Exercise material:
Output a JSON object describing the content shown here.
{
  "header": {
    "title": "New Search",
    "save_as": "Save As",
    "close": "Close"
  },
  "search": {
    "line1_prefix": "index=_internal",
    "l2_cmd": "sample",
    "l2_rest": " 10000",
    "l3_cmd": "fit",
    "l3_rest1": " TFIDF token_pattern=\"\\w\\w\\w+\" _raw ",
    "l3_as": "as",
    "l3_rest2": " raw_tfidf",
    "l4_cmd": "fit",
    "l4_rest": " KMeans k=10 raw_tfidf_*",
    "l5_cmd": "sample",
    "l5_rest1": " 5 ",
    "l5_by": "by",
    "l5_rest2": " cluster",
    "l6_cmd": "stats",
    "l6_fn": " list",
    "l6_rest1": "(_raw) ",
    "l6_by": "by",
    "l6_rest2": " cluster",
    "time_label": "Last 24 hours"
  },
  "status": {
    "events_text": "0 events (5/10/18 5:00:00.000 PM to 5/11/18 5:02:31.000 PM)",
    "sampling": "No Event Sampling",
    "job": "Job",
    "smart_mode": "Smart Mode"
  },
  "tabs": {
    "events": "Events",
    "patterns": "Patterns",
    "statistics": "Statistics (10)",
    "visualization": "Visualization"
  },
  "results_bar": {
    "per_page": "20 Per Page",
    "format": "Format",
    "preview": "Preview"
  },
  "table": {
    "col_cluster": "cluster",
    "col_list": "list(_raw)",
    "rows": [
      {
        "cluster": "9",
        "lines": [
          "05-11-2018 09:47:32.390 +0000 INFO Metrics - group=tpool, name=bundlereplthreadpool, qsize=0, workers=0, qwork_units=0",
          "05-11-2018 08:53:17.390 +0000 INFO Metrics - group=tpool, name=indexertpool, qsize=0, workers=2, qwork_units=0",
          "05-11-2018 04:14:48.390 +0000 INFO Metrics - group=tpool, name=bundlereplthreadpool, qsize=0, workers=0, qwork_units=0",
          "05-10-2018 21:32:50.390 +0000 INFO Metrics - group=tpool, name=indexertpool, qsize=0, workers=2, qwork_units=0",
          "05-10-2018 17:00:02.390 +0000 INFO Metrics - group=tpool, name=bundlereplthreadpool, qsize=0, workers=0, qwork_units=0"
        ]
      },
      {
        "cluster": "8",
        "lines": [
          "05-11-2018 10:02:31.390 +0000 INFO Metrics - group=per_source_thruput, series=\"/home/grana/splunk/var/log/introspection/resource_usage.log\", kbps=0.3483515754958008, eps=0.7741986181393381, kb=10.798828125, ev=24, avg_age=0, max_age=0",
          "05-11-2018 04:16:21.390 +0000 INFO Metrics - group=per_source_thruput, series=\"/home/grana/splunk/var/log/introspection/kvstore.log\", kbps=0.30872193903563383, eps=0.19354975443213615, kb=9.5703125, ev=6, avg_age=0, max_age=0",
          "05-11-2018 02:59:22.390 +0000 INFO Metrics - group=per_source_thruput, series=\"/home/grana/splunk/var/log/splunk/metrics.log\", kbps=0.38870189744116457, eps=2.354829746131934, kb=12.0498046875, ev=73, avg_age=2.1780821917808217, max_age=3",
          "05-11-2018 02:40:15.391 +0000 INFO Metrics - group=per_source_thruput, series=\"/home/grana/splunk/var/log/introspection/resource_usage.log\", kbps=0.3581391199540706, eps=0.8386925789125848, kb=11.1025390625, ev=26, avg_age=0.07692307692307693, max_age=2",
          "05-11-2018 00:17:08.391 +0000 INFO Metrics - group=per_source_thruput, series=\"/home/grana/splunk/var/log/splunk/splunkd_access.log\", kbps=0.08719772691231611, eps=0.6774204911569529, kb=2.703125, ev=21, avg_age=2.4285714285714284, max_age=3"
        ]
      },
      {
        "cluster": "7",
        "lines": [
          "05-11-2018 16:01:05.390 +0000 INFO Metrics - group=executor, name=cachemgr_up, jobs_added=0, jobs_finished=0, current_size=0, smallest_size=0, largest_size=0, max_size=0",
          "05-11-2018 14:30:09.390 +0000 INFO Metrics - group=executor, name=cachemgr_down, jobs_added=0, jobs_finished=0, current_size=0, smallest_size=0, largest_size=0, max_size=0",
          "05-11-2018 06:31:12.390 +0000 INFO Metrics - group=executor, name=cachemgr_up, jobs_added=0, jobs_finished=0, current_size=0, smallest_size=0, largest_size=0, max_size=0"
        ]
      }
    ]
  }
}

Given instruction: Restate the data above word for word.

Result:
Output a JSON object describing the content shown here.
{
  "header": {
    "title": "New Search",
    "save_as": "Save As",
    "close": "Close"
  },
  "search": {
    "line1_prefix": "index=_internal",
    "l2_cmd": "sample",
    "l2_rest": " 10000",
    "l3_cmd": "fit",
    "l3_rest1": " TFIDF token_pattern=\"\\w\\w\\w+\" _raw ",
    "l3_as": "as",
    "l3_rest2": " raw_tfidf",
    "l4_cmd": "fit",
    "l4_rest": " KMeans k=10 raw_tfidf_*",
    "l5_cmd": "sample",
    "l5_rest1": " 5 ",
    "l5_by": "by",
    "l5_rest2": " cluster",
    "l6_cmd": "stats",
    "l6_fn": " list",
    "l6_rest1": "(_raw) ",
    "l6_by": "by",
    "l6_rest2": " cluster",
    "time_label": "Last 24 hours"
  },
  "status": {
    "events_text": "0 events (5/10/18 5:00:00.000 PM to 5/11/18 5:02:31.000 PM)",
    "sampling": "No Event Sampling",
    "job": "Job",
    "smart_mode": "Smart Mode"
  },
  "tabs": {
    "events": "Events",
    "patterns": "Patterns",
    "statistics": "Statistics (10)",
    "visualization": "Visualization"
  },
  "results_bar": {
    "per_page": "20 Per Page",
    "format": "Format",
    "preview": "Preview"
  },
  "table": {
    "col_cluster": "cluster",
    "col_list": "list(_raw)",
    "rows": [
      {
        "cluster": "9",
        "lines": [
          "05-11-2018 09:47:32.390 +0000 INFO Metrics - group=tpool, name=bundlereplthreadpool, qsize=0, workers=0, qwork_units=0",
          "05-11-2018 08:53:17.390 +0000 INFO Metrics - group=tpool, name=indexertpool, qsize=0, workers=2, qwork_units=0",
          "05-11-2018 04:14:48.390 +0000 INFO Metrics - group=tpool, name=bundlereplthreadpool, qsize=0, workers=0, qwork_units=0",
          "05-10-2018 21:32:50.390 +0000 INFO Metrics - group=tpool, name=indexertpool, qsize=0, workers=2, qwork_units=0",
          "05-10-2018 17:00:02.390 +0000 INFO Metrics - group=tpool, name=bundlereplthreadpool, qsize=0, workers=0, qwork_units=0"
        ]
      },
      {
        "cluster": "8",
        "lines": [
          "05-11-2018 10:02:31.390 +0000 INFO Metrics - group=per_source_thruput, series=\"/home/grana/splunk/var/log/introspection/resource_usage.log\", kbps=0.3483515754958008, eps=0.7741986181393381, kb=10.798828125, ev=24, avg_age=0, max_age=0",
          "05-11-2018 04:16:21.390 +0000 INFO Metrics - group=per_source_thruput, series=\"/home/grana/splunk/var/log/introspection/kvstore.log\", kbps=0.30872193903563383, eps=0.19354975443213615, kb=9.5703125, ev=6, avg_age=0, max_age=0",
          "05-11-2018 02:59:22.390 +0000 INFO Metrics - group=per_source_thruput, series=\"/home/grana/splunk/var/log/splunk/metrics.log\", kbps=0.38870189744116457, eps=2.354829746131934, kb=12.0498046875, ev=73, avg_age=2.1780821917808217, max_age=3",
          "05-11-2018 02:40:15.391 +0000 INFO Metrics - group=per_source_thruput, series=\"/home/grana/splunk/var/log/introspection/resource_usage.log\", kbps=0.3581391199540706, eps=0.8386925789125848, kb=11.1025390625, ev=26, avg_age=0.07692307692307693, max_age=2",
          "05-11-2018 00:17:08.391 +0000 INFO Metrics - group=per_source_thruput, series=\"/home/grana/splunk/var/log/splunk/splunkd_access.log\", kbps=0.08719772691231611, eps=0.6774204911569529, kb=2.703125, ev=21, avg_age=2.4285714285714284, max_age=3"
        ]
      },
      {
        "cluster": "7",
        "lines": [
          "05-11-2018 16:01:05.390 +0000 INFO Metrics - group=executor, name=cachemgr_up, jobs_added=0, jobs_finished=0, current_size=0, smallest_size=0, largest_size=0, max_size=0",
          "05-11-2018 14:30:09.390 +0000 INFO Metrics - group=executor, name=cachemgr_down, jobs_added=0, jobs_finished=0, current_size=0, smallest_size=0, largest_size=0, max_size=0",
          "05-11-2018 06:31:12.390 +0000 INFO Metrics - group=executor, name=cachemgr_up, jobs_added=0, jobs_finished=0, current_size=0, smallest_size=0, largest_size=0, max_size=0"
        ]
      }
    ]
  }
}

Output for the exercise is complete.